Description of the task
Extract each line of the data and write it out again exactly.

Records from a collection
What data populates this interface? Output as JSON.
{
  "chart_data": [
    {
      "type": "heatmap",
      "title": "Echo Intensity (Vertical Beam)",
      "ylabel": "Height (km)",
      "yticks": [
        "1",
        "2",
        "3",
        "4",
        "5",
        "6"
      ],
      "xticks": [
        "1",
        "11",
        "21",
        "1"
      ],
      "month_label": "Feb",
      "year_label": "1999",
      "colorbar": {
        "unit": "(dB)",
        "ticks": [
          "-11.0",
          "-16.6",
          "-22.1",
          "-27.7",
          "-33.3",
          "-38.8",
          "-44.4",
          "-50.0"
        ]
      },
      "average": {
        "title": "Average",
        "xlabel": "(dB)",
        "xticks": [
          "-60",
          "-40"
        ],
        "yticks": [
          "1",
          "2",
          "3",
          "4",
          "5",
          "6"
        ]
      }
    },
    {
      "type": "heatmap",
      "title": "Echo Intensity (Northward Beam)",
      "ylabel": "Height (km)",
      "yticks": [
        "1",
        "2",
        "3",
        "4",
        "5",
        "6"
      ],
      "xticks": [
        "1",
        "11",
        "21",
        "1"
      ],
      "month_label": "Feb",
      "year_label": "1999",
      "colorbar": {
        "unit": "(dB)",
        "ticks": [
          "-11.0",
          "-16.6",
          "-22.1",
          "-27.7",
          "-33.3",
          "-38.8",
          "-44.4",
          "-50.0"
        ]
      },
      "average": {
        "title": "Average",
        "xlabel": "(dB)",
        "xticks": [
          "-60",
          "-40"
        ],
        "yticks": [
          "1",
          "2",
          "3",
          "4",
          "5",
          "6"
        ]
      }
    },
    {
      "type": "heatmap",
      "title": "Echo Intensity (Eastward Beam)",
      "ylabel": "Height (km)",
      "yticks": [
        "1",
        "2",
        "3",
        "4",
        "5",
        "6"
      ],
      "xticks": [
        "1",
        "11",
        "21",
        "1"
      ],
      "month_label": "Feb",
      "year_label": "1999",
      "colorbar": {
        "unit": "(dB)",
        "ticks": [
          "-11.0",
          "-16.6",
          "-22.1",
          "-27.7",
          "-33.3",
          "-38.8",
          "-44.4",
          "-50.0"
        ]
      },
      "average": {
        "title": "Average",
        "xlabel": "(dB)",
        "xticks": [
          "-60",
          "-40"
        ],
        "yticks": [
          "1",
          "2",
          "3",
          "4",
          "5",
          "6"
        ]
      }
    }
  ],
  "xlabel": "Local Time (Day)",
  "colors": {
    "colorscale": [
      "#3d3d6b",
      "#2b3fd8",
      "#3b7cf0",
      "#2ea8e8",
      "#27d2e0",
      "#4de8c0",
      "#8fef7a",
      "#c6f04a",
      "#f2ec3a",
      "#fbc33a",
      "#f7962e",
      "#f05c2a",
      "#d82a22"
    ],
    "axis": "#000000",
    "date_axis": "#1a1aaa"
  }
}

Written reply
What data populates this interface? Output as JSON.
{
  "chart_data": [
    {
      "type": "heatmap",
      "title": "Echo Intensity (Vertical Beam)",
      "ylabel": "Height (km)",
      "yticks": [
        "1",
        "2",
        "3",
        "4",
        "5",
        "6"
      ],
      "xticks": [
        "1",
        "11",
        "21",
        "1"
      ],
      "month_label": "Feb",
      "year_label": "1999",
      "colorbar": {
        "unit": "(dB)",
        "ticks": [
          "-11.0",
          "-16.6",
          "-22.1",
          "-27.7",
          "-33.3",
          "-38.8",
          "-44.4",
          "-50.0"
        ]
      },
      "average": {
        "title": "Average",
        "xlabel": "(dB)",
        "xticks": [
          "-60",
          "-40"
        ],
        "yticks": [
          "1",
          "2",
          "3",
          "4",
          "5",
          "6"
        ]
      }
    },
    {
      "type": "heatmap",
      "title": "Echo Intensity (Northward Beam)",
      "ylabel": "Height (km)",
      "yticks": [
        "1",
        "2",
        "3",
        "4",
        "5",
        "6"
      ],
      "xticks": [
        "1",
        "11",
        "21",
        "1"
      ],
      "month_label": "Feb",
      "year_label": "1999",
      "colorbar": {
        "unit": "(dB)",
        "ticks": [
          "-11.0",
          "-16.6",
          "-22.1",
          "-27.7",
          "-33.3",
          "-38.8",
          "-44.4",
          "-50.0"
        ]
      },
      "average": {
        "title": "Average",
        "xlabel": "(dB)",
        "xticks": [
          "-60",
          "-40"
        ],
        "yticks": [
          "1",
          "2",
          "3",
          "4",
          "5",
          "6"
        ]
      }
    },
    {
      "type": "heatmap",
      "title": "Echo Intensity (Eastward Beam)",
      "ylabel": "Height (km)",
      "yticks": [
        "1",
        "2",
        "3",
        "4",
        "5",
        "6"
      ],
      "xticks": [
        "1",
        "11",
        "21",
        "1"
      ],
      "month_label": "Feb",
      "year_label": "1999",
      "colorbar": {
        "unit": "(dB)",
        "ticks": [
          "-11.0",
          "-16.6",
          "-22.1",
          "-27.7",
          "-33.3",
          "-38.8",
          "-44.4",
          "-50.0"
        ]
      },
      "average": {
        "title": "Average",
        "xlabel": "(dB)",
        "xticks": [
          "-60",
          "-40"
        ],
        "yticks": [
          "1",
          "2",
          "3",
          "4",
          "5",
          "6"
        ]
      }
    }
  ],
  "xlabel": "Local Time (Day)",
  "colors": {
    "colorscale": [
      "#3d3d6b",
      "#2b3fd8",
      "#3b7cf0",
      "#2ea8e8",
      "#27d2e0",
      "#4de8c0",
      "#8fef7a",
      "#c6f04a",
      "#f2ec3a",
      "#fbc33a",
      "#f7962e",
      "#f05c2a",
      "#d82a22"
    ],
    "axis": "#000000",
    "date_axis": "#1a1aaa"
  }
}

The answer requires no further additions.